:: GIVEN ENTRIES

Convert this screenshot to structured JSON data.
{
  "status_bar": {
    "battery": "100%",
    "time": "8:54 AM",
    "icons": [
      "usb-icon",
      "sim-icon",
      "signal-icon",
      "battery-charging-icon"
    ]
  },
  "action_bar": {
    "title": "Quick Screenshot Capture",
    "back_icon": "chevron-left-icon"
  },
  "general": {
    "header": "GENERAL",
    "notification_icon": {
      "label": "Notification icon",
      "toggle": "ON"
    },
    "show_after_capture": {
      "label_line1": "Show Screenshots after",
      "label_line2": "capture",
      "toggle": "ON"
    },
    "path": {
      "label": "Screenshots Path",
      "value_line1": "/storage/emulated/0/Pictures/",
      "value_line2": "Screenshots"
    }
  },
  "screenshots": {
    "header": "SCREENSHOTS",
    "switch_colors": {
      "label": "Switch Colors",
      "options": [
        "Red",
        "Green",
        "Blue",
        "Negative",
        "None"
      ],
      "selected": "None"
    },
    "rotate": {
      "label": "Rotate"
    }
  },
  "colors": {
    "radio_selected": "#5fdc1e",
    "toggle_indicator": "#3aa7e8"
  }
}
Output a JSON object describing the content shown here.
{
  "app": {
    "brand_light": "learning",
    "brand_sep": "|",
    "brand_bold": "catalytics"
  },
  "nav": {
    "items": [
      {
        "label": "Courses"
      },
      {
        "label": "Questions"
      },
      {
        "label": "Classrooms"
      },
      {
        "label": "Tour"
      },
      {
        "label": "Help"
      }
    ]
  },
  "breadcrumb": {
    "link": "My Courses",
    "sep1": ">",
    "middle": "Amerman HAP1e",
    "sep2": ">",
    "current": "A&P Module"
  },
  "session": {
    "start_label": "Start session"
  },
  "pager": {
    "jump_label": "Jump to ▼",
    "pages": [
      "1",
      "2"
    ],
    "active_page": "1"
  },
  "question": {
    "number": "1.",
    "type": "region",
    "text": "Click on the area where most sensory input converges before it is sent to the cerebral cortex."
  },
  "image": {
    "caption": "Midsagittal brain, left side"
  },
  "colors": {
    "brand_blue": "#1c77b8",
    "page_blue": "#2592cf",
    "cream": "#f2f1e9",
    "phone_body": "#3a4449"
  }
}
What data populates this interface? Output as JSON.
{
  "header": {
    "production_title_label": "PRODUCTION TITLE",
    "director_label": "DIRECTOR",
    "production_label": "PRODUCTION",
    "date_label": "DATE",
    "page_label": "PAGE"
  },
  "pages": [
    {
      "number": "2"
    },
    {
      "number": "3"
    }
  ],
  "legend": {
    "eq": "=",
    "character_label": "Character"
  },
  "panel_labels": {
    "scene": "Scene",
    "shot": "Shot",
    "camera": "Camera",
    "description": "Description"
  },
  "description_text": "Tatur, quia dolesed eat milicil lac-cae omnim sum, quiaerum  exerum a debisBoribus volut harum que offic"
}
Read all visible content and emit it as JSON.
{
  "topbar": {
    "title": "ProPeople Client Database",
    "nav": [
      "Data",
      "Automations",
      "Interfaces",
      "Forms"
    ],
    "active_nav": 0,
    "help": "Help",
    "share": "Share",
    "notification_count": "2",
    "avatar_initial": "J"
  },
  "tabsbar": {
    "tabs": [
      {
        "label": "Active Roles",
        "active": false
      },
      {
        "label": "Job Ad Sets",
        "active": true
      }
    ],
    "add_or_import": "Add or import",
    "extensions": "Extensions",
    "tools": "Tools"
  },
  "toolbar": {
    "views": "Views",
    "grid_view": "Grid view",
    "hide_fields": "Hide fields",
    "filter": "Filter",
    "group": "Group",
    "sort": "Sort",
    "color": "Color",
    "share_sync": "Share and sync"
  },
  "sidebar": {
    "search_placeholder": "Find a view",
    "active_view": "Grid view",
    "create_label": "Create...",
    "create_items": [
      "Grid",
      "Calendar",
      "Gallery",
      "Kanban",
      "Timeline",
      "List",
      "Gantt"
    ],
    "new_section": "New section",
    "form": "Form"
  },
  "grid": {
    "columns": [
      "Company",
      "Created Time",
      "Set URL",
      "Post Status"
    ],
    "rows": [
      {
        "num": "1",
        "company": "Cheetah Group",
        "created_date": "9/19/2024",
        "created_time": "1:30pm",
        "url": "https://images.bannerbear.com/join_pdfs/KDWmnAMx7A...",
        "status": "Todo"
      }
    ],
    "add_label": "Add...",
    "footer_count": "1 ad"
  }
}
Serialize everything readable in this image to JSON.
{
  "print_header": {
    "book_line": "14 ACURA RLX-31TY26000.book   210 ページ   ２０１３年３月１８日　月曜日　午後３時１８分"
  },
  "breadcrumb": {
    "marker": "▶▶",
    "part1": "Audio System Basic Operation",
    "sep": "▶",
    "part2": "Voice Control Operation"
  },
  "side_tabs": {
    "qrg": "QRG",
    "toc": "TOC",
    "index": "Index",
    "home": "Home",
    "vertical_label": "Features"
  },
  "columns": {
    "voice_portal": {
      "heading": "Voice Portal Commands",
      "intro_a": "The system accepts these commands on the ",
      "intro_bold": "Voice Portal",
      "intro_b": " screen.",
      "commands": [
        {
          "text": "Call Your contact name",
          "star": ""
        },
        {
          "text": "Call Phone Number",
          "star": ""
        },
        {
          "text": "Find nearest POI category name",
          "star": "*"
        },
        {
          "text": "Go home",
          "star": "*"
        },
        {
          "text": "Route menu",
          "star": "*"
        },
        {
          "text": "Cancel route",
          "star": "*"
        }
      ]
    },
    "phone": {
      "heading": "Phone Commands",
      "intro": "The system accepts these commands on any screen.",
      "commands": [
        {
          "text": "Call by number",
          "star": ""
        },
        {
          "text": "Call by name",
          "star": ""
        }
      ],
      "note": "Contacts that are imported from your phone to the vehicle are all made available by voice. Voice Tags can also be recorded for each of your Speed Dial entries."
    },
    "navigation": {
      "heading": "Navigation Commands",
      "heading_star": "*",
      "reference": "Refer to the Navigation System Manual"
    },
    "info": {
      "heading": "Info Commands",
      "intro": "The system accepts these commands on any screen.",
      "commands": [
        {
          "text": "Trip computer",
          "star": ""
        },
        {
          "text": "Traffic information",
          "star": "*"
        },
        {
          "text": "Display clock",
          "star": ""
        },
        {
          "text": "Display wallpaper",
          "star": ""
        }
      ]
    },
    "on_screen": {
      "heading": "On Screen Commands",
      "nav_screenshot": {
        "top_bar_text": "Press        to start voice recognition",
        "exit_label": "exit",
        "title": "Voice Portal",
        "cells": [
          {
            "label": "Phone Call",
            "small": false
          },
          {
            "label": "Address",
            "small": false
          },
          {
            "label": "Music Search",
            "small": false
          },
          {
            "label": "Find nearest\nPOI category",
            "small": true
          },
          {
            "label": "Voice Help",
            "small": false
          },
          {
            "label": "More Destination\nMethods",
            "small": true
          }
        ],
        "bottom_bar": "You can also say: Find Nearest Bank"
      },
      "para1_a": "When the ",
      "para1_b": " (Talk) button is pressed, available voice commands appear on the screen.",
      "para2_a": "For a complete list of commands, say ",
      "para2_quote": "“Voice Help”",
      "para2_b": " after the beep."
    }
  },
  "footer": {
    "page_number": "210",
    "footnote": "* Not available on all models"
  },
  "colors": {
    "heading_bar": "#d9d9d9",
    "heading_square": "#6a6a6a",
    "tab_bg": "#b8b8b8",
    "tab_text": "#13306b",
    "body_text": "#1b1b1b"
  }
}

::::

> [WHAT IS REQUIRED] Make an exact copy of the records.

> [CORRECT ANSWER]
Convert this screenshot to structured JSON data.
{
  "status_bar": {
    "battery": "100%",
    "time": "8:54 AM",
    "icons": [
      "usb-icon",
      "sim-icon",
      "signal-icon",
      "battery-charging-icon"
    ]
  },
  "action_bar": {
    "title": "Quick Screenshot Capture",
    "back_icon": "chevron-left-icon"
  },
  "general": {
    "header": "GENERAL",
    "notification_icon": {
      "label": "Notification icon",
      "toggle": "ON"
    },
    "show_after_capture": {
      "label_line1": "Show Screenshots after",
      "label_line2": "capture",
      "toggle": "ON"
    },
    "path": {
      "label": "Screenshots Path",
      "value_line1": "/storage/emulated/0/Pictures/",
      "value_line2": "Screenshots"
    }
  },
  "screenshots": {
    "header": "SCREENSHOTS",
    "switch_colors": {
      "label": "Switch Colors",
      "options": [
        "Red",
        "Green",
        "Blue",
        "Negative",
        "None"
      ],
      "selected": "None"
    },
    "rotate": {
      "label": "Rotate"
    }
  },
  "colors": {
    "radio_selected": "#5fdc1e",
    "toggle_indicator": "#3aa7e8"
  }
}
Output a JSON object describing the content shown here.
{
  "app": {
    "brand_light": "learning",
    "brand_sep": "|",
    "brand_bold": "catalytics"
  },
  "nav": {
    "items": [
      {
        "label": "Courses"
      },
      {
        "label": "Questions"
      },
      {
        "label": "Classrooms"
      },
      {
        "label": "Tour"
      },
      {
        "label": "Help"
      }
    ]
  },
  "breadcrumb": {
    "link": "My Courses",
    "sep1": ">",
    "middle": "Amerman HAP1e",
    "sep2": ">",
    "current": "A&P Module"
  },
  "session": {
    "start_label": "Start session"
  },
  "pager": {
    "jump_label": "Jump to ▼",
    "pages": [
      "1",
      "2"
    ],
    "active_page": "1"
  },
  "question": {
    "number": "1.",
    "type": "region",
    "text": "Click on the area where most sensory input converges before it is sent to the cerebral cortex."
  },
  "image": {
    "caption": "Midsagittal brain, left side"
  },
  "colors": {
    "brand_blue": "#1c77b8",
    "page_blue": "#2592cf",
    "cream": "#f2f1e9",
    "phone_body": "#3a4449"
  }
}
What data populates this interface? Output as JSON.
{
  "header": {
    "production_title_label": "PRODUCTION TITLE",
    "director_label": "DIRECTOR",
    "production_label": "PRODUCTION",
    "date_label": "DATE",
    "page_label": "PAGE"
  },
  "pages": [
    {
      "number": "2"
    },
    {
      "number": "3"
    }
  ],
  "legend": {
    "eq": "=",
    "character_label": "Character"
  },
  "panel_labels": {
    "scene": "Scene",
    "shot": "Shot",
    "camera": "Camera",
    "description": "Description"
  },
  "description_text": "Tatur, quia dolesed eat milicil lac-cae omnim sum, quiaerum  exerum a debisBoribus volut harum que offic"
}
Read all visible content and emit it as JSON.
{
  "topbar": {
    "title": "ProPeople Client Database",
    "nav": [
      "Data",
      "Automations",
      "Interfaces",
      "Forms"
    ],
    "active_nav": 0,
    "help": "Help",
    "share": "Share",
    "notification_count": "2",
    "avatar_initial": "J"
  },
  "tabsbar": {
    "tabs": [
      {
        "label": "Active Roles",
        "active": false
      },
      {
        "label": "Job Ad Sets",
        "active": true
      }
    ],
    "add_or_import": "Add or import",
    "extensions": "Extensions",
    "tools": "Tools"
  },
  "toolbar": {
    "views": "Views",
    "grid_view": "Grid view",
    "hide_fields": "Hide fields",
    "filter": "Filter",
    "group": "Group",
    "sort": "Sort",
    "color": "Color",
    "share_sync": "Share and sync"
  },
  "sidebar": {
    "search_placeholder": "Find a view",
    "active_view": "Grid view",
    "create_label": "Create...",
    "create_items": [
      "Grid",
      "Calendar",
      "Gallery",
      "Kanban",
      "Timeline",
      "List",
      "Gantt"
    ],
    "new_section": "New section",
    "form": "Form"
  },
  "grid": {
    "columns": [
      "Company",
      "Created Time",
      "Set URL",
      "Post Status"
    ],
    "rows": [
      {
        "num": "1",
        "company": "Cheetah Group",
        "created_date": "9/19/2024",
        "created_time": "1:30pm",
        "url": "https://images.bannerbear.com/join_pdfs/KDWmnAMx7A...",
        "status": "Todo"
      }
    ],
    "add_label": "Add...",
    "footer_count": "1 ad"
  }
}
Serialize everything readable in this image to JSON.
{
  "print_header": {
    "book_line": "14 ACURA RLX-31TY26000.book   210 ページ   ２０１３年３月１８日　月曜日　午後３時１８分"
  },
  "breadcrumb": {
    "marker": "▶▶",
    "part1": "Audio System Basic Operation",
    "sep": "▶",
    "part2": "Voice Control Operation"
  },
  "side_tabs": {
    "qrg": "QRG",
    "toc": "TOC",
    "index": "Index",
    "home": "Home",
    "vertical_label": "Features"
  },
  "columns": {
    "voice_portal": {
      "heading": "Voice Portal Commands",
      "intro_a": "The system accepts these commands on the ",
      "intro_bold": "Voice Portal",
      "intro_b": " screen.",
      "commands": [
        {
          "text": "Call Your contact name",
          "star": ""
        },
        {
          "text": "Call Phone Number",
          "star": ""
        },
        {
          "text": "Find nearest POI category name",
          "star": "*"
        },
        {
          "text": "Go home",
          "star": "*"
        },
        {
          "text": "Route menu",
          "star": "*"
        },
        {
          "text": "Cancel route",
          "star": "*"
        }
      ]
    },
    "phone": {
      "heading": "Phone Commands",
      "intro": "The system accepts these commands on any screen.",
      "commands": [
        {
          "text": "Call by number",
          "star": ""
        },
        {
          "text": "Call by name",
          "star": ""
        }
      ],
      "note": "Contacts that are imported from your phone to the vehicle are all made available by voice. Voice Tags can also be recorded for each of your Speed Dial entries."
    },
    "navigation": {
      "heading": "Navigation Commands",
      "heading_star": "*",
      "reference": "Refer to the Navigation System Manual"
    },
    "info": {
      "heading": "Info Commands",
      "intro": "The system accepts these commands on any screen.",
      "commands": [
        {
          "text": "Trip computer",
          "star": ""
        },
        {
          "text": "Traffic information",
          "star": "*"
        },
        {
          "text": "Display clock",
          "star": ""
        },
        {
          "text": "Display wallpaper",
          "star": ""
        }
      ]
    },
    "on_screen": {
      "heading": "On Screen Commands",
      "nav_screenshot": {
        "top_bar_text": "Press        to start voice recognition",
        "exit_label": "exit",
        "title": "Voice Portal",
        "cells": [
          {
            "label": "Phone Call",
            "small": false
          },
          {
            "label": "Address",
            "small": false
          },
          {
            "label": "Music Search",
            "small": false
          },
          {
            "label": "Find nearest\nPOI category",
            "small": true
          },
          {
            "label": "Voice Help",
            "small": false
          },
          {
            "label": "More Destination\nMethods",
            "small": true
          }
        ],
        "bottom_bar": "You can also say: Find Nearest Bank"
      },
      "para1_a": "When the ",
      "para1_b": " (Talk) button is pressed, available voice commands appear on the screen.",
      "para2_a": "For a complete list of commands, say ",
      "para2_quote": "“Voice Help”",
      "para2_b": " after the beep."
    }
  },
  "footer": {
    "page_number": "210",
    "footnote": "* Not available on all models"
  },
  "colors": {
    "heading_bar": "#d9d9d9",
    "heading_square": "#6a6a6a",
    "tab_bg": "#b8b8b8",
    "tab_text": "#13306b",
    "body_text": "#1b1b1b"
  }
}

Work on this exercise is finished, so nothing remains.